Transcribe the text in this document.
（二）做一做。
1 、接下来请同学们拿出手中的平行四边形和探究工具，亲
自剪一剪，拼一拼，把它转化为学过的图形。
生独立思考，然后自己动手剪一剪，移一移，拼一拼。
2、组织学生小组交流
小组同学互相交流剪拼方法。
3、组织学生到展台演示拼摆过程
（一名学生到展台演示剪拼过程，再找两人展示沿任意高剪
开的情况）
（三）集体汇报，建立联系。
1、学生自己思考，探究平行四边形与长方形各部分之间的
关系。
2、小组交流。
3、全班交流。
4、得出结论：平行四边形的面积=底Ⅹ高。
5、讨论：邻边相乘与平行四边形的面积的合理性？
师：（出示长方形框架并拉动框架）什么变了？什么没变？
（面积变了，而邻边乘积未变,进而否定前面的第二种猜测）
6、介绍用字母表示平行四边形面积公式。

= = = = = = =

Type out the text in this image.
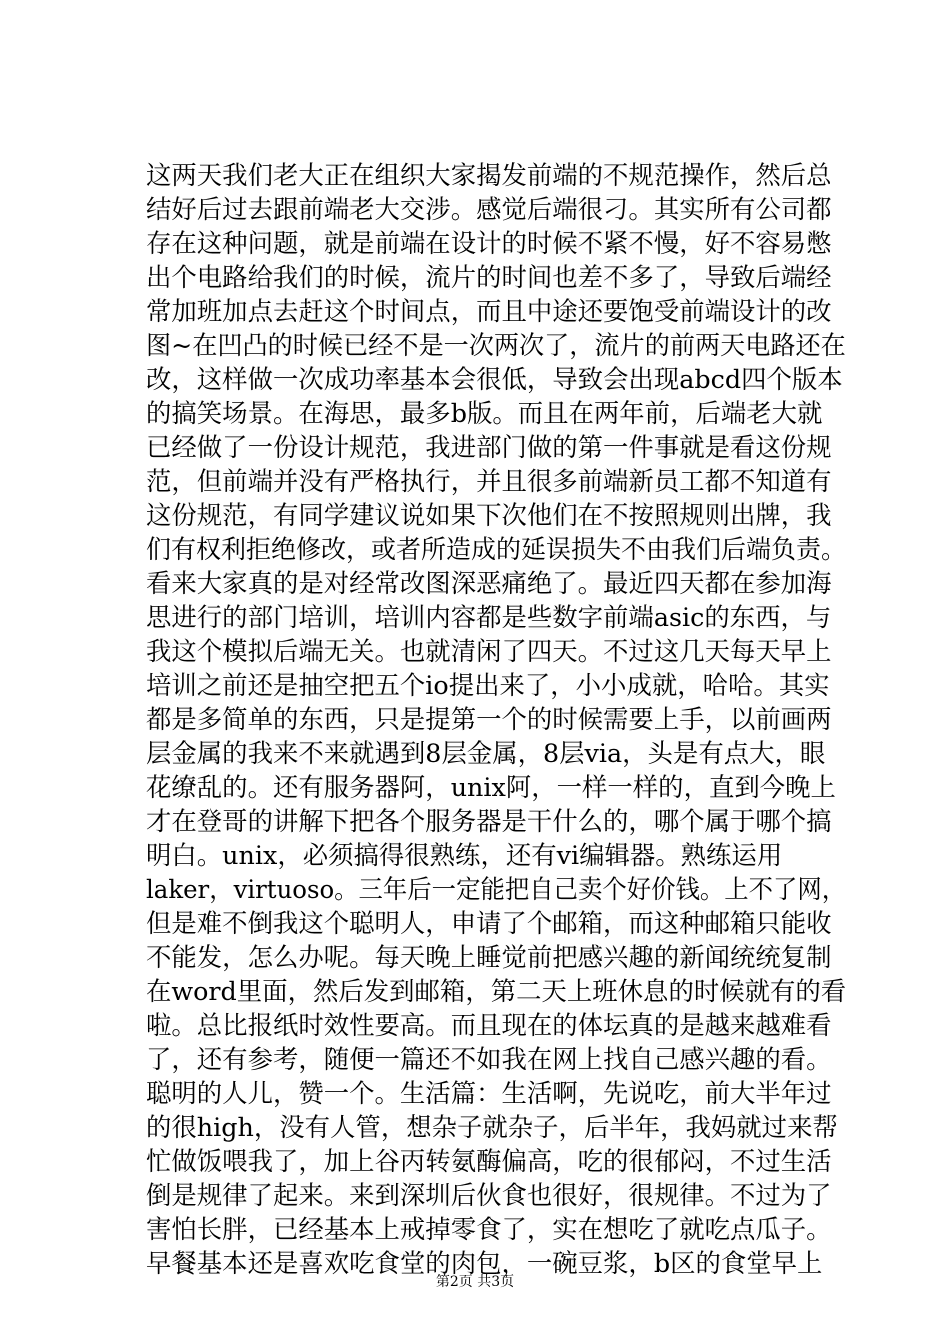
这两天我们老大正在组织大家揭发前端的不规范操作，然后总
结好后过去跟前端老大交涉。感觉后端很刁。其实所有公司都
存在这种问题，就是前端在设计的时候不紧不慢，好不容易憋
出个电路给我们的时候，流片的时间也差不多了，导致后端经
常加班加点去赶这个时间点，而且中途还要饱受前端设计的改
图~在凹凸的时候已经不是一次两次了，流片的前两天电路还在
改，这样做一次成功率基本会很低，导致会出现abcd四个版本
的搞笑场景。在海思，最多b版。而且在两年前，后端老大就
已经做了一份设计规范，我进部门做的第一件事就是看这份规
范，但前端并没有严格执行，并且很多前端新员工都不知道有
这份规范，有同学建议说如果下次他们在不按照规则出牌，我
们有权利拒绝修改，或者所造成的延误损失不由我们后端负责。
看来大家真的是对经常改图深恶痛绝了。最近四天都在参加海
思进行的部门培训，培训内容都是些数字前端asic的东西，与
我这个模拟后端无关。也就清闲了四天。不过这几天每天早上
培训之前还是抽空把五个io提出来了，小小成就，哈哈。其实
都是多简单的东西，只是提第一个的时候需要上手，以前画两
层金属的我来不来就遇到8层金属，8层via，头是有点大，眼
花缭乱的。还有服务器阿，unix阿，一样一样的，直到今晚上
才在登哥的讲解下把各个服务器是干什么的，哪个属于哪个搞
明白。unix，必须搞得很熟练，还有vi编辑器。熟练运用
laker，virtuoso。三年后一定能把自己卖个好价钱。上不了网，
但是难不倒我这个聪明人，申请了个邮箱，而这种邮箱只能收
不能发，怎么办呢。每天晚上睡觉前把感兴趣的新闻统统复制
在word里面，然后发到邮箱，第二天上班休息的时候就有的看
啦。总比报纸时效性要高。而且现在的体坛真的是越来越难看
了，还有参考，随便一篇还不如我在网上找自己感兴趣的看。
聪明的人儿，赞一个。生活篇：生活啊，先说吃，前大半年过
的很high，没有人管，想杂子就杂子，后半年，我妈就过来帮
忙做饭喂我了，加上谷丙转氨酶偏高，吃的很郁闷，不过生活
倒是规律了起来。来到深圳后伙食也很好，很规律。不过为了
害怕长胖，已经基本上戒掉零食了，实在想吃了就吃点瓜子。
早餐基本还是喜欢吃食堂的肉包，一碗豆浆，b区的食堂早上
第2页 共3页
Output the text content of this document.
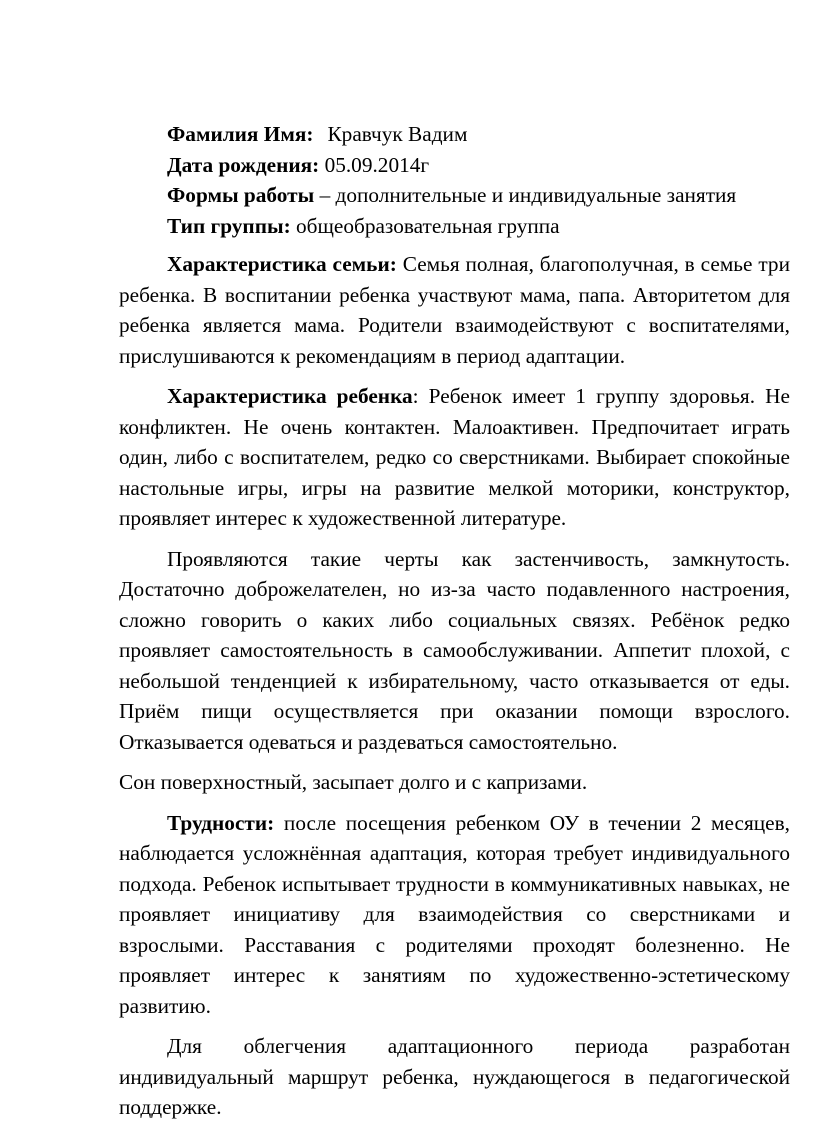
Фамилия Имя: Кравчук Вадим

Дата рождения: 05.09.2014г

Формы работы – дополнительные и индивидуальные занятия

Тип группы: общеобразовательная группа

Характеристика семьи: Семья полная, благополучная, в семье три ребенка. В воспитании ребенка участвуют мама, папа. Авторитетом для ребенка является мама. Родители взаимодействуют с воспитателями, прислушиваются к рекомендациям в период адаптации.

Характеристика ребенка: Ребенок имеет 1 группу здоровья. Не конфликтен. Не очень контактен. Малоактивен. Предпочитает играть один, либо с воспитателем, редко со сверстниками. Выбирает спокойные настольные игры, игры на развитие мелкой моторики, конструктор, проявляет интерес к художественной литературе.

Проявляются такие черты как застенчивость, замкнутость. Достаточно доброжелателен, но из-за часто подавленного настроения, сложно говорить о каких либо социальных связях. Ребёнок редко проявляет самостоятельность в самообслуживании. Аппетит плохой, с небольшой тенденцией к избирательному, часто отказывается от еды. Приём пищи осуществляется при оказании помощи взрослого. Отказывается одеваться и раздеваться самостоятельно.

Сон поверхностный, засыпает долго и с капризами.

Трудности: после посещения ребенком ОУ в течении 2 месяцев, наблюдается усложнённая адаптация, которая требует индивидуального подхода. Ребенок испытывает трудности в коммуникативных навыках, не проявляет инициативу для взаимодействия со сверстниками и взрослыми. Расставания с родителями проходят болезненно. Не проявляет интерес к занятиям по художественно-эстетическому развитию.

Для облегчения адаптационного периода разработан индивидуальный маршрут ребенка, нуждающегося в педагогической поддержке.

= = = = = = =

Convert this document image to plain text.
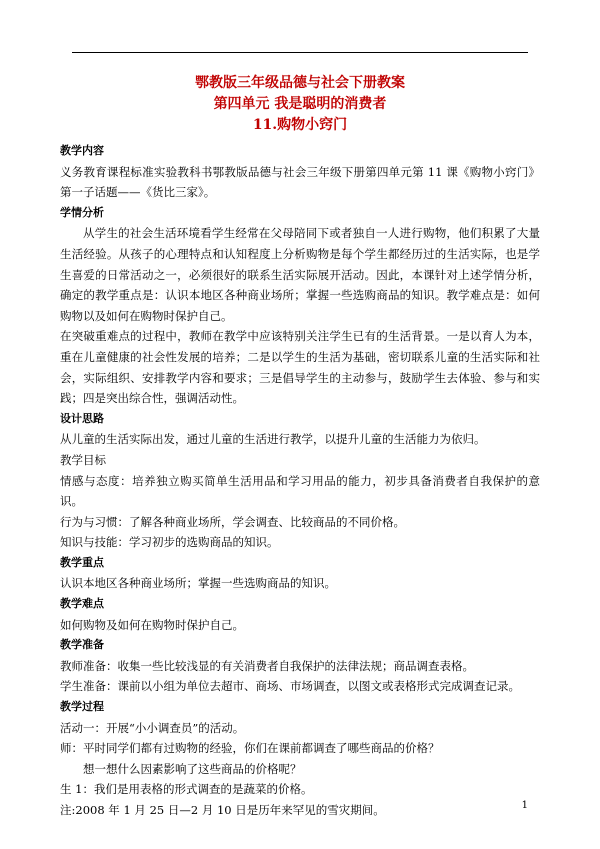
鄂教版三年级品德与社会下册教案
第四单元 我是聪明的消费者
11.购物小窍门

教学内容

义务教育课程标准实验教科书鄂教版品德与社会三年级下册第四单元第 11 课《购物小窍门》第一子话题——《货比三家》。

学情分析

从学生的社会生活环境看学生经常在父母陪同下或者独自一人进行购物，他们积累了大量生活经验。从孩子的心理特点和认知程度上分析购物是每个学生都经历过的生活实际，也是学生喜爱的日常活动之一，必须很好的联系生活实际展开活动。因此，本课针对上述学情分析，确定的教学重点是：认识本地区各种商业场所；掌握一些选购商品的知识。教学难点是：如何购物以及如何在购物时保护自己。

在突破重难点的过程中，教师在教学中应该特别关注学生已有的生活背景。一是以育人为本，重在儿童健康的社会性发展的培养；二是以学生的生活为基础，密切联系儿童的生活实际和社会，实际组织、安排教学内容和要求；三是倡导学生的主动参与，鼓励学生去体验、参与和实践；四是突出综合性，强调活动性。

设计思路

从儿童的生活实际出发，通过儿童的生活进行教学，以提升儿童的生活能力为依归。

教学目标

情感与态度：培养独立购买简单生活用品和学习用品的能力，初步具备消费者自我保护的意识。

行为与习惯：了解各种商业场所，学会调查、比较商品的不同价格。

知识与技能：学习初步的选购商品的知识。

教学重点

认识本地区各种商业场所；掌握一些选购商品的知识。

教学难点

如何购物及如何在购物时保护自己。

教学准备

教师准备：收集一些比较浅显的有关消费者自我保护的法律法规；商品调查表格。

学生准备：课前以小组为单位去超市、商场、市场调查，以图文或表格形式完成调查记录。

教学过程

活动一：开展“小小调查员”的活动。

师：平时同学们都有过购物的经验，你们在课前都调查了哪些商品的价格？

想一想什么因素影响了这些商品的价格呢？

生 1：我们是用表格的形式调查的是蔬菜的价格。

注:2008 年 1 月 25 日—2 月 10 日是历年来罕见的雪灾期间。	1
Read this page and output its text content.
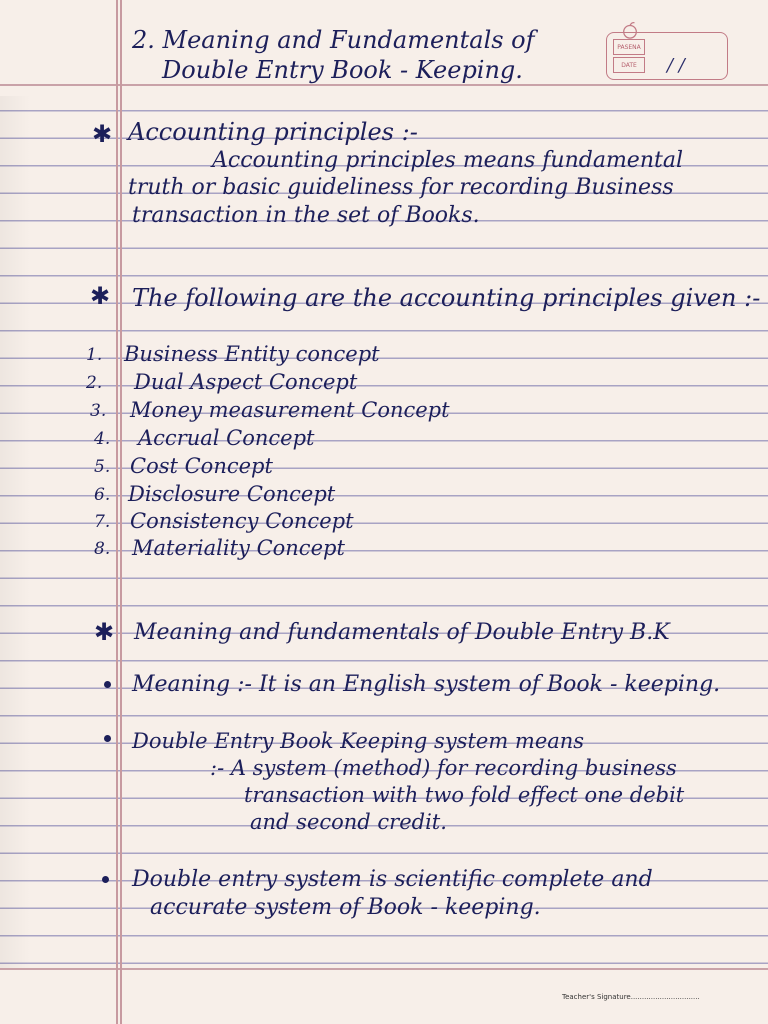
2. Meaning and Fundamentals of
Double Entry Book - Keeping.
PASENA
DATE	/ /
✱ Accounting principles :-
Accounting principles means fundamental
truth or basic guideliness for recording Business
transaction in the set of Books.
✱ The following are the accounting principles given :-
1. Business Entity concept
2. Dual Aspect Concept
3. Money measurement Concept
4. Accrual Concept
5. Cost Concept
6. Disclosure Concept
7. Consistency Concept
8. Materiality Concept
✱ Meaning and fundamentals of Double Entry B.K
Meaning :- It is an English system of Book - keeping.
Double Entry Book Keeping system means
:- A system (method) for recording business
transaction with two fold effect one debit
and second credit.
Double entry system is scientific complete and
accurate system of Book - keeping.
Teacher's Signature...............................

= = = = = = =

Find the string "редко" in the listing and return every line that holds it.

Характеристика ребенка: Ребенок имеет 1 группу здоровья. Не конфликтен. Не очень контактен. Малоактивен. Предпочитает играть один, либо с воспитателем, редко со сверстниками. Выбирает спокойные настольные игры, игры на развитие мелкой моторики, конструктор, проявляет интерес к художественной литературе.
Проявляются такие черты как застенчивость, замкнутость. Достаточно доброжелателен, но из-за часто подавленного настроения, сложно говорить о каких либо социальных связях. Ребёнок редко проявляет самостоятельность в самообслуживании. Аппетит плохой, с небольшой тенденцией к избирательному, часто отказывается от еды. Приём пищи осуществляется при оказании помощи взрослого. Отказывается одеваться и раздеваться самостоятельно.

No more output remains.